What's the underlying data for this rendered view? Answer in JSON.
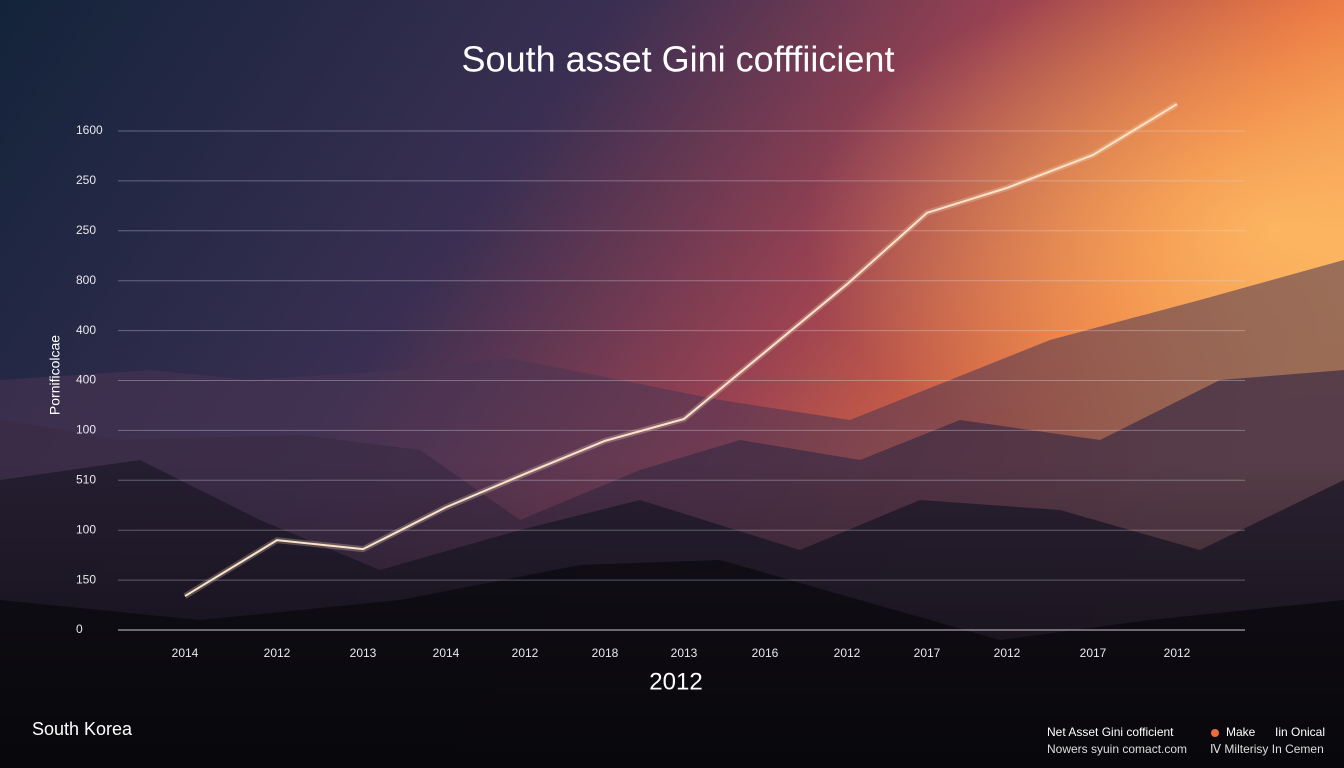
{
  "chart_data": {
    "type": "line",
    "title": "South asset Gini cofffiicient",
    "x_label": "2012",
    "y_label": "Pornificolcae",
    "categories": [
      "2014",
      "2012",
      "2013",
      "2014",
      "2012",
      "2018",
      "2013",
      "2016",
      "2012",
      "2017",
      "2012",
      "2017",
      "2012"
    ],
    "series": [
      {
        "name": "Net Asset Gini cofficient",
        "color": "#fbe3c8",
        "values": [
          0.68,
          1.8,
          1.62,
          2.46,
          3.13,
          3.79,
          4.23,
          5.57,
          6.93,
          8.36,
          8.86,
          9.52,
          10.54
        ]
      }
    ],
    "ylim": [
      0,
      10
    ],
    "yticks": [
      {
        "value": 0,
        "label": "0"
      },
      {
        "value": 1,
        "label": "150"
      },
      {
        "value": 2,
        "label": "100"
      },
      {
        "value": 3,
        "label": "510"
      },
      {
        "value": 4,
        "label": "100"
      },
      {
        "value": 5,
        "label": "400"
      },
      {
        "value": 6,
        "label": "400"
      },
      {
        "value": 7,
        "label": "800"
      },
      {
        "value": 8,
        "label": "250"
      },
      {
        "value": 9,
        "label": "250"
      },
      {
        "value": 10,
        "label": "1600"
      }
    ],
    "grid": true,
    "footer_left": "South Korea",
    "legend": {
      "items": [
        "Make",
        "Iin Onical"
      ],
      "color": "#f06a3c",
      "row2": [
        "Nowers syuin comact.com",
        "Ⅳ Milterisy In Cemen"
      ]
    }
  }
}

• [TASK]: Copy out the lines in which the string "South" appears.

• [EXPECTED OUTPUT]:
    "title": "South asset Gini cofffiicient",
    "footer_left": "South Korea",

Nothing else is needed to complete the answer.